* [Direction] Change every "warrant-code" to "warrant-id" throughout the records, then write all the lines out again with nothing else altered.

* [Dataset rows]
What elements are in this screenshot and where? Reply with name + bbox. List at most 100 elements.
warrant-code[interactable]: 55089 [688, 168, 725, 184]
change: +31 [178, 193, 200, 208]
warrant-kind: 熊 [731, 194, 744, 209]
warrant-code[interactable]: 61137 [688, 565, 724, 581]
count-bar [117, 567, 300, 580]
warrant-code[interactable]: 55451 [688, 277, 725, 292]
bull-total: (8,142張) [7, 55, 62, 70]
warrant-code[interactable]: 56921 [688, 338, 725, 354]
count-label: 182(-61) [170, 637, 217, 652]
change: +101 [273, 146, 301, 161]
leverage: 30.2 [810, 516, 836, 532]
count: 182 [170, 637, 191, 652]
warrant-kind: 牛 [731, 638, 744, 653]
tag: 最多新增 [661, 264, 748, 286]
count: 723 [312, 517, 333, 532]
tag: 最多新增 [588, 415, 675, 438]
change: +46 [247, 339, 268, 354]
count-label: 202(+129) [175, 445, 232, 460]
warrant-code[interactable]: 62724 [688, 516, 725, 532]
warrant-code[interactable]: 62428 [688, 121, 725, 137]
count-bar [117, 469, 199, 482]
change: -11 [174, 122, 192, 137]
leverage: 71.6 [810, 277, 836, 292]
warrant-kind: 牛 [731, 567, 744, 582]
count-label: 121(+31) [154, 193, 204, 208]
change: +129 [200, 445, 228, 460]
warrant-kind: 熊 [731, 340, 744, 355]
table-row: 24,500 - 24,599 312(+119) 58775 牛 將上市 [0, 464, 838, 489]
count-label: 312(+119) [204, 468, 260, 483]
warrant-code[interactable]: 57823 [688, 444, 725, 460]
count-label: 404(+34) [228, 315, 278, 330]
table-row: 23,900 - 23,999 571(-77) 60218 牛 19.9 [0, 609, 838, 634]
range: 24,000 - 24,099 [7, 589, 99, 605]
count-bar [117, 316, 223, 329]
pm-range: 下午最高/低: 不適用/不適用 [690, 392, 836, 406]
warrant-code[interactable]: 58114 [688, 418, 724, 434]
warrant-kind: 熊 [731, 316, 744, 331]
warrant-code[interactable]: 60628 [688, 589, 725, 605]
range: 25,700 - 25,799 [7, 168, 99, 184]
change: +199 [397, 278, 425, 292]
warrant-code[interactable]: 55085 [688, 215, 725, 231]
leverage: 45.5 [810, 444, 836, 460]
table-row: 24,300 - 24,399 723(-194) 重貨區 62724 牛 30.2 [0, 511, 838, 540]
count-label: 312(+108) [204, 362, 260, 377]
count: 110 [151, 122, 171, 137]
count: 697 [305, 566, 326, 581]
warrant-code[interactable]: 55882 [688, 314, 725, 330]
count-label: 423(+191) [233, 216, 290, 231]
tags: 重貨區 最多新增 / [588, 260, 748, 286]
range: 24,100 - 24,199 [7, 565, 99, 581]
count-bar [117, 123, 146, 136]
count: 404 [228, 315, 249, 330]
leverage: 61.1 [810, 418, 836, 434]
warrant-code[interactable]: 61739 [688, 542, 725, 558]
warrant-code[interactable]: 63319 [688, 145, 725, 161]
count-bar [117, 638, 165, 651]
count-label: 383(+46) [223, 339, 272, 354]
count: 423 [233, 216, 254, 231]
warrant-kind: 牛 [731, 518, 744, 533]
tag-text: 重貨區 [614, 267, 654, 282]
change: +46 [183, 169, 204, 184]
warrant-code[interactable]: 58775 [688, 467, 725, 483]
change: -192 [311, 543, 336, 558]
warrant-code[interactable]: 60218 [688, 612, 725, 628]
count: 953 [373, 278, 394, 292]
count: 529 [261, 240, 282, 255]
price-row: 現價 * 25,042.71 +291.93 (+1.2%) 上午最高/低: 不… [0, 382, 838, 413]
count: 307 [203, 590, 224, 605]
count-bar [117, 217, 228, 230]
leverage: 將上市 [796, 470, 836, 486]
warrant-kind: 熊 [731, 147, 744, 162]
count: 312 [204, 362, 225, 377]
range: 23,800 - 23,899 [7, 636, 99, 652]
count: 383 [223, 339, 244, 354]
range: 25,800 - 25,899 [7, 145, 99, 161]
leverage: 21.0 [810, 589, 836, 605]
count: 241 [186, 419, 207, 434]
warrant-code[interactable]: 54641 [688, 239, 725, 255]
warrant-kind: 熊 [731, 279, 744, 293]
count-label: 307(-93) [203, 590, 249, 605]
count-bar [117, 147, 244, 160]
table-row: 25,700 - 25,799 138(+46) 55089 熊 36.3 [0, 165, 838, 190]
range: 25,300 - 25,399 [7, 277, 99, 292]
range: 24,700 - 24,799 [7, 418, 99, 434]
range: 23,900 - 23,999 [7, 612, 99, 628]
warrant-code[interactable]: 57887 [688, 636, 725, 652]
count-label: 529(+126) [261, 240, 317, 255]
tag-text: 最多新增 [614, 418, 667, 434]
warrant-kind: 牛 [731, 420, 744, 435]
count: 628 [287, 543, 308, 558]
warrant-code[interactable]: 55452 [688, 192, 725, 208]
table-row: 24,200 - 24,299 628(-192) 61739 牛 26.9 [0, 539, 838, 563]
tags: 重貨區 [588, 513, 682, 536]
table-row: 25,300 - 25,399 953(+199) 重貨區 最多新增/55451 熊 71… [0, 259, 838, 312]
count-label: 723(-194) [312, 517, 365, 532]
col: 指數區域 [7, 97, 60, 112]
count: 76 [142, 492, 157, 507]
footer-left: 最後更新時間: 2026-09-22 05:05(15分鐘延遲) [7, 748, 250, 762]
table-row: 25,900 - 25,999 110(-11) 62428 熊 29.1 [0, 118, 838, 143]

* [Solution to this exercise]
What elements are in this screenshot and where? Reply with name + bbox. List at most 100 elements.
warrant-id[interactable]: 55089 [688, 168, 725, 184]
change: +31 [178, 193, 200, 208]
warrant-kind: 熊 [731, 194, 744, 209]
warrant-id[interactable]: 61137 [688, 565, 724, 581]
count-bar [117, 567, 300, 580]
warrant-id[interactable]: 55451 [688, 277, 725, 292]
bull-total: (8,142張) [7, 55, 62, 70]
warrant-id[interactable]: 56921 [688, 338, 725, 354]
count-label: 182(-61) [170, 637, 217, 652]
change: +101 [273, 146, 301, 161]
leverage: 30.2 [810, 516, 836, 532]
count: 182 [170, 637, 191, 652]
warrant-kind: 牛 [731, 638, 744, 653]
tag: 最多新增 [661, 264, 748, 286]
count: 723 [312, 517, 333, 532]
tag: 最多新增 [588, 415, 675, 438]
change: +46 [247, 339, 268, 354]
count-label: 202(+129) [175, 445, 232, 460]
warrant-id[interactable]: 62724 [688, 516, 725, 532]
warrant-id[interactable]: 62428 [688, 121, 725, 137]
count-bar [117, 469, 199, 482]
change: -11 [174, 122, 192, 137]
leverage: 71.6 [810, 277, 836, 292]
warrant-kind: 牛 [731, 567, 744, 582]
count-label: 121(+31) [154, 193, 204, 208]
change: +129 [200, 445, 228, 460]
warrant-kind: 熊 [731, 340, 744, 355]
table-row: 24,500 - 24,599 312(+119) 58775 牛 將上市 [0, 464, 838, 489]
count-label: 312(+119) [204, 468, 260, 483]
warrant-id[interactable]: 57823 [688, 444, 725, 460]
count-label: 404(+34) [228, 315, 278, 330]
table-row: 23,900 - 23,999 571(-77) 60218 牛 19.9 [0, 609, 838, 634]
range: 24,000 - 24,099 [7, 589, 99, 605]
count-bar [117, 316, 223, 329]
pm-range: 下午最高/低: 不適用/不適用 [690, 392, 836, 406]
warrant-id[interactable]: 58114 [688, 418, 724, 434]
warrant-kind: 熊 [731, 316, 744, 331]
warrant-id[interactable]: 60628 [688, 589, 725, 605]
range: 25,700 - 25,799 [7, 168, 99, 184]
change: +199 [397, 278, 425, 292]
warrant-id[interactable]: 55085 [688, 215, 725, 231]
leverage: 45.5 [810, 444, 836, 460]
table-row: 24,300 - 24,399 723(-194) 重貨區 62724 牛 30.2 [0, 511, 838, 540]
count-label: 312(+108) [204, 362, 260, 377]
count: 110 [151, 122, 171, 137]
count: 697 [305, 566, 326, 581]
warrant-id[interactable]: 55882 [688, 314, 725, 330]
count-label: 423(+191) [233, 216, 290, 231]
tags: 重貨區 最多新增 / [588, 260, 748, 286]
range: 24,100 - 24,199 [7, 565, 99, 581]
count-bar [117, 123, 146, 136]
count: 404 [228, 315, 249, 330]
leverage: 61.1 [810, 418, 836, 434]
warrant-id[interactable]: 61739 [688, 542, 725, 558]
warrant-id[interactable]: 63319 [688, 145, 725, 161]
count-bar [117, 638, 165, 651]
count-label: 383(+46) [223, 339, 272, 354]
count: 423 [233, 216, 254, 231]
warrant-kind: 牛 [731, 518, 744, 533]
tag-text: 重貨區 [614, 267, 654, 282]
change: +46 [183, 169, 204, 184]
warrant-id[interactable]: 58775 [688, 467, 725, 483]
change: -192 [311, 543, 336, 558]
warrant-id[interactable]: 60218 [688, 612, 725, 628]
count: 953 [373, 278, 394, 292]
count: 529 [261, 240, 282, 255]
price-row: 現價 * 25,042.71 +291.93 (+1.2%) 上午最高/低: 不… [0, 382, 838, 413]
count: 307 [203, 590, 224, 605]
count-bar [117, 217, 228, 230]
leverage: 將上市 [796, 470, 836, 486]
warrant-kind: 熊 [731, 147, 744, 162]
count: 312 [204, 362, 225, 377]
range: 23,800 - 23,899 [7, 636, 99, 652]
count: 383 [223, 339, 244, 354]
range: 25,800 - 25,899 [7, 145, 99, 161]
leverage: 21.0 [810, 589, 836, 605]
count: 241 [186, 419, 207, 434]
warrant-id[interactable]: 54641 [688, 239, 725, 255]
warrant-kind: 熊 [731, 279, 744, 293]
count-label: 307(-93) [203, 590, 249, 605]
count-bar [117, 147, 244, 160]
table-row: 25,700 - 25,799 138(+46) 55089 熊 36.3 [0, 165, 838, 190]
range: 25,300 - 25,399 [7, 277, 99, 292]
range: 24,700 - 24,799 [7, 418, 99, 434]
range: 23,900 - 23,999 [7, 612, 99, 628]
warrant-id[interactable]: 57887 [688, 636, 725, 652]
count-label: 529(+126) [261, 240, 317, 255]
tag-text: 最多新增 [614, 418, 667, 434]
warrant-kind: 牛 [731, 420, 744, 435]
count: 628 [287, 543, 308, 558]
warrant-id[interactable]: 55452 [688, 192, 725, 208]
table-row: 24,200 - 24,299 628(-192) 61739 牛 26.9 [0, 539, 838, 563]
tags: 重貨區 [588, 513, 682, 536]
table-row: 25,300 - 25,399 953(+199) 重貨區 最多新增/55451 熊 71… [0, 259, 838, 312]
count-label: 723(-194) [312, 517, 365, 532]
col: 指數區域 [7, 97, 60, 112]
count: 76 [142, 492, 157, 507]
footer-left: 最後更新時間: 2026-09-22 05:05(15分鐘延遲) [7, 748, 250, 762]
table-row: 25,900 - 25,999 110(-11) 62428 熊 29.1 [0, 118, 838, 143]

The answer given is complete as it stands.